## Task to carry out
Take the material and output all of it exactly.

[Recorded data]
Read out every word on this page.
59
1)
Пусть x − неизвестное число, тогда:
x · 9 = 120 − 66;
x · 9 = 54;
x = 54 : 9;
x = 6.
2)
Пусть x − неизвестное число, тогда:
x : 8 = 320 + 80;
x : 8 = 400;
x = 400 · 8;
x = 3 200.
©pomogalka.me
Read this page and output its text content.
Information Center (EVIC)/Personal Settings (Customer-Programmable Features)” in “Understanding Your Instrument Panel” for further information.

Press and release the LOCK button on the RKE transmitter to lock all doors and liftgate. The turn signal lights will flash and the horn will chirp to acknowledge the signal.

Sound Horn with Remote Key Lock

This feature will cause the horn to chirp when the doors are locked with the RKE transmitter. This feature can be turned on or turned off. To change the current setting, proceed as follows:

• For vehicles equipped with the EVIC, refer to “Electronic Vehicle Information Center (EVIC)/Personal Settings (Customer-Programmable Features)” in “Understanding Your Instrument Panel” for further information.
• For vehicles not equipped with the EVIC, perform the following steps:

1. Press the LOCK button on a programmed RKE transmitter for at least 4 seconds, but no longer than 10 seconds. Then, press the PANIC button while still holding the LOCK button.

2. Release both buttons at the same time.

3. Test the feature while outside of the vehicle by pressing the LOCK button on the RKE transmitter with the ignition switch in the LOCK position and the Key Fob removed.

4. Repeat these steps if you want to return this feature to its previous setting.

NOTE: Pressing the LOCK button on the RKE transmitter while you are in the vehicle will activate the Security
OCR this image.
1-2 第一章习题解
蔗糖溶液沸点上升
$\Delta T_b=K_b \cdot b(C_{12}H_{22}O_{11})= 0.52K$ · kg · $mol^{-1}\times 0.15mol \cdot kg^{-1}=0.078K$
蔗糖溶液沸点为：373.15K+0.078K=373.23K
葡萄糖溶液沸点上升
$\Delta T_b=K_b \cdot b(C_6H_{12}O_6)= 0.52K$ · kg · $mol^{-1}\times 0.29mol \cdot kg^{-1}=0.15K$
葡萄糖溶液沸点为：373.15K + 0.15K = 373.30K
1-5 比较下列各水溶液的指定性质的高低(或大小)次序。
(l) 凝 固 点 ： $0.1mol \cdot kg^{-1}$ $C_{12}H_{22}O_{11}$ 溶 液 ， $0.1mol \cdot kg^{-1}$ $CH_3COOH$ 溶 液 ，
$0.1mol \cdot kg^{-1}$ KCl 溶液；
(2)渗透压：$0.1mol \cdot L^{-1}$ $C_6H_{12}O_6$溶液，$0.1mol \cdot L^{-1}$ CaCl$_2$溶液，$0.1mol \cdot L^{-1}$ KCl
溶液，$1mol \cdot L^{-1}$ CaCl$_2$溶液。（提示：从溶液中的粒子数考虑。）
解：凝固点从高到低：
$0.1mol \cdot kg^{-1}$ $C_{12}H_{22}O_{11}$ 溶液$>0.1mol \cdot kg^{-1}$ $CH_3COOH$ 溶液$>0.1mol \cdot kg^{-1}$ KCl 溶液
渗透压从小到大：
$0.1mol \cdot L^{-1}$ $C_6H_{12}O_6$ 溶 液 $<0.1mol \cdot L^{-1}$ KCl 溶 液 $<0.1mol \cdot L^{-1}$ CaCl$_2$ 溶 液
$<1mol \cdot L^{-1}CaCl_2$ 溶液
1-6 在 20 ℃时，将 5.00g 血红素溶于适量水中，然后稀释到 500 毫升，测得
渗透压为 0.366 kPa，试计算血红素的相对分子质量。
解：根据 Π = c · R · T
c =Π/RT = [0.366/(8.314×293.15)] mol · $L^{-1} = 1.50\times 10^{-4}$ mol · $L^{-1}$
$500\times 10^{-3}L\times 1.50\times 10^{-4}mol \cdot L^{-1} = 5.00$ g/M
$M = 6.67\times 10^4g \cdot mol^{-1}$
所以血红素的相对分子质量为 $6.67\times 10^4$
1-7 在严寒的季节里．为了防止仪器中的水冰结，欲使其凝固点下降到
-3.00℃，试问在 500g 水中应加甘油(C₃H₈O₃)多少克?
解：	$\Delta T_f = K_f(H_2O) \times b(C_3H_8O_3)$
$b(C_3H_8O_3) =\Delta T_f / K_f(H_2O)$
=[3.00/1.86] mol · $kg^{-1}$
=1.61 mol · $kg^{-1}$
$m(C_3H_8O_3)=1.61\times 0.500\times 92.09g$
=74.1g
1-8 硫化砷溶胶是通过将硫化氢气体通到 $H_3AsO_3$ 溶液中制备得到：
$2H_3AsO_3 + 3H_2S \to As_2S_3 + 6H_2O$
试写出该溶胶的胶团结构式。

## Problem solution
Read out every word on this page.
59
1)
Пусть x − неизвестное число, тогда:
x · 9 = 120 − 66;
x · 9 = 54;
x = 54 : 9;
x = 6.
2)
Пусть x − неизвестное число, тогда:
x : 8 = 320 + 80;
x : 8 = 400;
x = 400 · 8;
x = 3 200.
©pomogalka.me
Read this page and output its text content.
Information Center (EVIC)/Personal Settings (Customer-Programmable Features)” in “Understanding Your Instrument Panel” for further information.

Press and release the LOCK button on the RKE transmitter to lock all doors and liftgate. The turn signal lights will flash and the horn will chirp to acknowledge the signal.

Sound Horn with Remote Key Lock

This feature will cause the horn to chirp when the doors are locked with the RKE transmitter. This feature can be turned on or turned off. To change the current setting, proceed as follows:

• For vehicles equipped with the EVIC, refer to “Electronic Vehicle Information Center (EVIC)/Personal Settings (Customer-Programmable Features)” in “Understanding Your Instrument Panel” for further information.
• For vehicles not equipped with the EVIC, perform the following steps:

1. Press the LOCK button on a programmed RKE transmitter for at least 4 seconds, but no longer than 10 seconds. Then, press the PANIC button while still holding the LOCK button.

2. Release both buttons at the same time.

3. Test the feature while outside of the vehicle by pressing the LOCK button on the RKE transmitter with the ignition switch in the LOCK position and the Key Fob removed.

4. Repeat these steps if you want to return this feature to its previous setting.

NOTE: Pressing the LOCK button on the RKE transmitter while you are in the vehicle will activate the Security
OCR this image.
1-2 第一章习题解
蔗糖溶液沸点上升
$\Delta T_b=K_b \cdot b(C_{12}H_{22}O_{11})= 0.52K$ · kg · $mol^{-1}\times 0.15mol \cdot kg^{-1}=0.078K$
蔗糖溶液沸点为：373.15K+0.078K=373.23K
葡萄糖溶液沸点上升
$\Delta T_b=K_b \cdot b(C_6H_{12}O_6)= 0.52K$ · kg · $mol^{-1}\times 0.29mol \cdot kg^{-1}=0.15K$
葡萄糖溶液沸点为：373.15K + 0.15K = 373.30K
1-5 比较下列各水溶液的指定性质的高低(或大小)次序。
(l) 凝 固 点 ： $0.1mol \cdot kg^{-1}$ $C_{12}H_{22}O_{11}$ 溶 液 ， $0.1mol \cdot kg^{-1}$ $CH_3COOH$ 溶 液 ，
$0.1mol \cdot kg^{-1}$ KCl 溶液；
(2)渗透压：$0.1mol \cdot L^{-1}$ $C_6H_{12}O_6$溶液，$0.1mol \cdot L^{-1}$ CaCl$_2$溶液，$0.1mol \cdot L^{-1}$ KCl
溶液，$1mol \cdot L^{-1}$ CaCl$_2$溶液。（提示：从溶液中的粒子数考虑。）
解：凝固点从高到低：
$0.1mol \cdot kg^{-1}$ $C_{12}H_{22}O_{11}$ 溶液$>0.1mol \cdot kg^{-1}$ $CH_3COOH$ 溶液$>0.1mol \cdot kg^{-1}$ KCl 溶液
渗透压从小到大：
$0.1mol \cdot L^{-1}$ $C_6H_{12}O_6$ 溶 液 $<0.1mol \cdot L^{-1}$ KCl 溶 液 $<0.1mol \cdot L^{-1}$ CaCl$_2$ 溶 液
$<1mol \cdot L^{-1}CaCl_2$ 溶液
1-6 在 20 ℃时，将 5.00g 血红素溶于适量水中，然后稀释到 500 毫升，测得
渗透压为 0.366 kPa，试计算血红素的相对分子质量。
解：根据 Π = c · R · T
c =Π/RT = [0.366/(8.314×293.15)] mol · $L^{-1} = 1.50\times 10^{-4}$ mol · $L^{-1}$
$500\times 10^{-3}L\times 1.50\times 10^{-4}mol \cdot L^{-1} = 5.00$ g/M
$M = 6.67\times 10^4g \cdot mol^{-1}$
所以血红素的相对分子质量为 $6.67\times 10^4$
1-7 在严寒的季节里．为了防止仪器中的水冰结，欲使其凝固点下降到
-3.00℃，试问在 500g 水中应加甘油(C₃H₈O₃)多少克?
解：	$\Delta T_f = K_f(H_2O) \times b(C_3H_8O_3)$
$b(C_3H_8O_3) =\Delta T_f / K_f(H_2O)$
=[3.00/1.86] mol · $kg^{-1}$
=1.61 mol · $kg^{-1}$
$m(C_3H_8O_3)=1.61\times 0.500\times 92.09g$
=74.1g
1-8 硫化砷溶胶是通过将硫化氢气体通到 $H_3AsO_3$ 溶液中制备得到：
$2H_3AsO_3 + 3H_2S \to As_2S_3 + 6H_2O$
试写出该溶胶的胶团结构式。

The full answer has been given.